● **The task**
Check each line of the records below for the string "JSON", then state how many lines contain it, with no other output.

━━━━━ Provided material

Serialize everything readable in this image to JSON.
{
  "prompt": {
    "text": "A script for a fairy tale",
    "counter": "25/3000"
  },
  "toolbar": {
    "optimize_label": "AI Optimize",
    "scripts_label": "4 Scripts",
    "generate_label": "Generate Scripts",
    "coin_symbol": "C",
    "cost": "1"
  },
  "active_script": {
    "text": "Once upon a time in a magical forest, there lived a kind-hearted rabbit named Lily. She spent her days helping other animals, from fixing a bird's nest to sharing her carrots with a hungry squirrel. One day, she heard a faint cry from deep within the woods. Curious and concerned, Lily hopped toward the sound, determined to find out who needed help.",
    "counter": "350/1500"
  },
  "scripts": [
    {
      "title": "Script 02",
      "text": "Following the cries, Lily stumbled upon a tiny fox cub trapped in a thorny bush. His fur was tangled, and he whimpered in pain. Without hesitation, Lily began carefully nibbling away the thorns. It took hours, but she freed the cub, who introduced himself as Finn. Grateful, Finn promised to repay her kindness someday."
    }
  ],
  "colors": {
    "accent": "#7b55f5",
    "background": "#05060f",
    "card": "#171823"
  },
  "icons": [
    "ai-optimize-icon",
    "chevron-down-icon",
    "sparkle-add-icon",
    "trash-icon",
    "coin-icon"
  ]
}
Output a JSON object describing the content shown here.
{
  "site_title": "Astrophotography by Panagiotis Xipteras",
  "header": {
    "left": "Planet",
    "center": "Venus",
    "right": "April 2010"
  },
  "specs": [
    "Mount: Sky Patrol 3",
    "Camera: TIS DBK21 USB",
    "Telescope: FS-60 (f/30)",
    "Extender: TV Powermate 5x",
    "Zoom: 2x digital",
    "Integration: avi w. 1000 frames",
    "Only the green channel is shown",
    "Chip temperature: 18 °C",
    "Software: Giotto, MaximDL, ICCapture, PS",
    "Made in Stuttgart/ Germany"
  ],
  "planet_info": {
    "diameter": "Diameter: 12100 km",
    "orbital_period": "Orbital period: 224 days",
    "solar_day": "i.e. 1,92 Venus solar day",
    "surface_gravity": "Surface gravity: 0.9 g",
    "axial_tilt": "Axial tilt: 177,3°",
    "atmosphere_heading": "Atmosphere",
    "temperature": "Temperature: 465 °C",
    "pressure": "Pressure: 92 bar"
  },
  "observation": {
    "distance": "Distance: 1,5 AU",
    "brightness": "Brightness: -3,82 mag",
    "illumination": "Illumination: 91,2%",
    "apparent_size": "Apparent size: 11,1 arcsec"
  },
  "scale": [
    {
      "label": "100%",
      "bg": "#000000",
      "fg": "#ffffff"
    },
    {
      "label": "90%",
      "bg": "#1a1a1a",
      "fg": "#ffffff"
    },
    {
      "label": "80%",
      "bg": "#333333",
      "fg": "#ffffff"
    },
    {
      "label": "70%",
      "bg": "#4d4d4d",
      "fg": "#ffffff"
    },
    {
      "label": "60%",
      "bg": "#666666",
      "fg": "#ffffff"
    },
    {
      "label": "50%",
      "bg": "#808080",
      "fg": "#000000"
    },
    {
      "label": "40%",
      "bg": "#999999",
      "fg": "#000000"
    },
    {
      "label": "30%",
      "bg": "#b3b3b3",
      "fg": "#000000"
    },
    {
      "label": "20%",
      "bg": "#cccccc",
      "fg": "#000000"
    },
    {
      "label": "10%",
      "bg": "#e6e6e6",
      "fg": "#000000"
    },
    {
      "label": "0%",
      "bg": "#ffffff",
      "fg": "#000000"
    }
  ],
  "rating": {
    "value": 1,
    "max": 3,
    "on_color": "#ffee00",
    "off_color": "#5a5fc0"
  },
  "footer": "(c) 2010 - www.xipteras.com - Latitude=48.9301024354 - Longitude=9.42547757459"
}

━━━━━━━━━━

● **Completed exercise**
2